**OBJECTIVE:**
Reproduce the entries below in full, word for word.

**RECORDS FOR PROCESSING:**
______________________________
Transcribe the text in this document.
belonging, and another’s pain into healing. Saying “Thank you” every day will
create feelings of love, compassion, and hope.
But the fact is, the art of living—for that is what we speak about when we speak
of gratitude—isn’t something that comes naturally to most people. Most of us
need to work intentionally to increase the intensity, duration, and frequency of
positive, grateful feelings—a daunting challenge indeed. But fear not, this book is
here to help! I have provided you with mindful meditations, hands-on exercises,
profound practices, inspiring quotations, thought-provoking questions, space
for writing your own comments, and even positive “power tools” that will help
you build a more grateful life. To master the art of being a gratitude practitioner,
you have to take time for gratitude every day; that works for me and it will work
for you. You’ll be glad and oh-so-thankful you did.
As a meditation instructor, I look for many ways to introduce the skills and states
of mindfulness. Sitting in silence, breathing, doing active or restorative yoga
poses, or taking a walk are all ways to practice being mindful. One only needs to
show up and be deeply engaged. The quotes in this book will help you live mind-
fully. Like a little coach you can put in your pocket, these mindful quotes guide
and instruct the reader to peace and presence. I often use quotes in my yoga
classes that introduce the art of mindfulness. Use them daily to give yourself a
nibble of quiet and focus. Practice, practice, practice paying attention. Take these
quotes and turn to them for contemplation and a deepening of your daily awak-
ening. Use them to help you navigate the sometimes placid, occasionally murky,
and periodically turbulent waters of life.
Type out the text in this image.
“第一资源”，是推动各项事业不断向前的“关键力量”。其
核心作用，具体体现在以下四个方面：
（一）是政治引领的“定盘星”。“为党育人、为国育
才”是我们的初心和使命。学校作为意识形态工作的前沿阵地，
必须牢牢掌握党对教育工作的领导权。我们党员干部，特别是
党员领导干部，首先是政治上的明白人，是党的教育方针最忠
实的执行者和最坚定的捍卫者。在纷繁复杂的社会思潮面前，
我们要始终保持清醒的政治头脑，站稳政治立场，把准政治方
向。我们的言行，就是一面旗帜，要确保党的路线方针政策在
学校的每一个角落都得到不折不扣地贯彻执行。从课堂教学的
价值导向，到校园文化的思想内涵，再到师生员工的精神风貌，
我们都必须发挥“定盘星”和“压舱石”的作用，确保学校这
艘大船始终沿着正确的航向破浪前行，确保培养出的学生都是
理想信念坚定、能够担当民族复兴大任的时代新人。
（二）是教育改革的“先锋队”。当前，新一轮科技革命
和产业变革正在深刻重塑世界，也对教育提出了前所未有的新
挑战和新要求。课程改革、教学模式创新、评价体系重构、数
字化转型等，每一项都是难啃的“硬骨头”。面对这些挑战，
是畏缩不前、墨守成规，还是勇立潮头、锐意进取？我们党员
______________________________
**REPLY:**
Transcribe the text in this document.
belonging, and another’s pain into healing. Saying “Thank you” every day will
create feelings of love, compassion, and hope.
But the fact is, the art of living—for that is what we speak about when we speak
of gratitude—isn’t something that comes naturally to most people. Most of us
need to work intentionally to increase the intensity, duration, and frequency of
positive, grateful feelings—a daunting challenge indeed. But fear not, this book is
here to help! I have provided you with mindful meditations, hands-on exercises,
profound practices, inspiring quotations, thought-provoking questions, space
for writing your own comments, and even positive “power tools” that will help
you build a more grateful life. To master the art of being a gratitude practitioner,
you have to take time for gratitude every day; that works for me and it will work
for you. You’ll be glad and oh-so-thankful you did.
As a meditation instructor, I look for many ways to introduce the skills and states
of mindfulness. Sitting in silence, breathing, doing active or restorative yoga
poses, or taking a walk are all ways to practice being mindful. One only needs to
show up and be deeply engaged. The quotes in this book will help you live mind-
fully. Like a little coach you can put in your pocket, these mindful quotes guide
and instruct the reader to peace and presence. I often use quotes in my yoga
classes that introduce the art of mindfulness. Use them daily to give yourself a
nibble of quiet and focus. Practice, practice, practice paying attention. Take these
quotes and turn to them for contemplation and a deepening of your daily awak-
ening. Use them to help you navigate the sometimes placid, occasionally murky,
and periodically turbulent waters of life.
Type out the text in this image.
“第一资源”，是推动各项事业不断向前的“关键力量”。其
核心作用，具体体现在以下四个方面：
（一）是政治引领的“定盘星”。“为党育人、为国育
才”是我们的初心和使命。学校作为意识形态工作的前沿阵地，
必须牢牢掌握党对教育工作的领导权。我们党员干部，特别是
党员领导干部，首先是政治上的明白人，是党的教育方针最忠
实的执行者和最坚定的捍卫者。在纷繁复杂的社会思潮面前，
我们要始终保持清醒的政治头脑，站稳政治立场，把准政治方
向。我们的言行，就是一面旗帜，要确保党的路线方针政策在
学校的每一个角落都得到不折不扣地贯彻执行。从课堂教学的
价值导向，到校园文化的思想内涵，再到师生员工的精神风貌，
我们都必须发挥“定盘星”和“压舱石”的作用，确保学校这
艘大船始终沿着正确的航向破浪前行，确保培养出的学生都是
理想信念坚定、能够担当民族复兴大任的时代新人。
（二）是教育改革的“先锋队”。当前，新一轮科技革命
和产业变革正在深刻重塑世界，也对教育提出了前所未有的新
挑战和新要求。课程改革、教学模式创新、评价体系重构、数
字化转型等，每一项都是难啃的“硬骨头”。面对这些挑战，
是畏缩不前、墨守成规，还是勇立潮头、锐意进取？我们党员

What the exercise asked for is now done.